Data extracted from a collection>
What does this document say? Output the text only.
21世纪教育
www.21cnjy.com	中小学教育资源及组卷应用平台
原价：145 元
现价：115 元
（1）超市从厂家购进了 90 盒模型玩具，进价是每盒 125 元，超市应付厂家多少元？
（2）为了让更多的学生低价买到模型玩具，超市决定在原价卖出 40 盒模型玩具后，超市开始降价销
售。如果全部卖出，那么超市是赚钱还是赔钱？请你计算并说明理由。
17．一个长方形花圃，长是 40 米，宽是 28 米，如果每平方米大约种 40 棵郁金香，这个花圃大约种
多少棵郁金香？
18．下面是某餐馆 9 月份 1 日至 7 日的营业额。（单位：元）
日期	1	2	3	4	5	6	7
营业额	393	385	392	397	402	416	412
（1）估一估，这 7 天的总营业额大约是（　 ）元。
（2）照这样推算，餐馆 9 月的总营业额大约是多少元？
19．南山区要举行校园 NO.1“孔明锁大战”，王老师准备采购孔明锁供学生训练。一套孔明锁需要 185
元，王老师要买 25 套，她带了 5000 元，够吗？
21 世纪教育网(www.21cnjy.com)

Aim of the exercise>
Print the material above once more, exactly.

Full response>
What does this document say? Output the text only.
21世纪教育
www.21cnjy.com	中小学教育资源及组卷应用平台
原价：145 元
现价：115 元
（1）超市从厂家购进了 90 盒模型玩具，进价是每盒 125 元，超市应付厂家多少元？
（2）为了让更多的学生低价买到模型玩具，超市决定在原价卖出 40 盒模型玩具后，超市开始降价销
售。如果全部卖出，那么超市是赚钱还是赔钱？请你计算并说明理由。
17．一个长方形花圃，长是 40 米，宽是 28 米，如果每平方米大约种 40 棵郁金香，这个花圃大约种
多少棵郁金香？
18．下面是某餐馆 9 月份 1 日至 7 日的营业额。（单位：元）
日期	1	2	3	4	5	6	7
营业额	393	385	392	397	402	416	412
（1）估一估，这 7 天的总营业额大约是（　 ）元。
（2）照这样推算，餐馆 9 月的总营业额大约是多少元？
19．南山区要举行校园 NO.1“孔明锁大战”，王老师准备采购孔明锁供学生训练。一套孔明锁需要 185
元，王老师要买 25 套，她带了 5000 元，够吗？
21 世纪教育网(www.21cnjy.com)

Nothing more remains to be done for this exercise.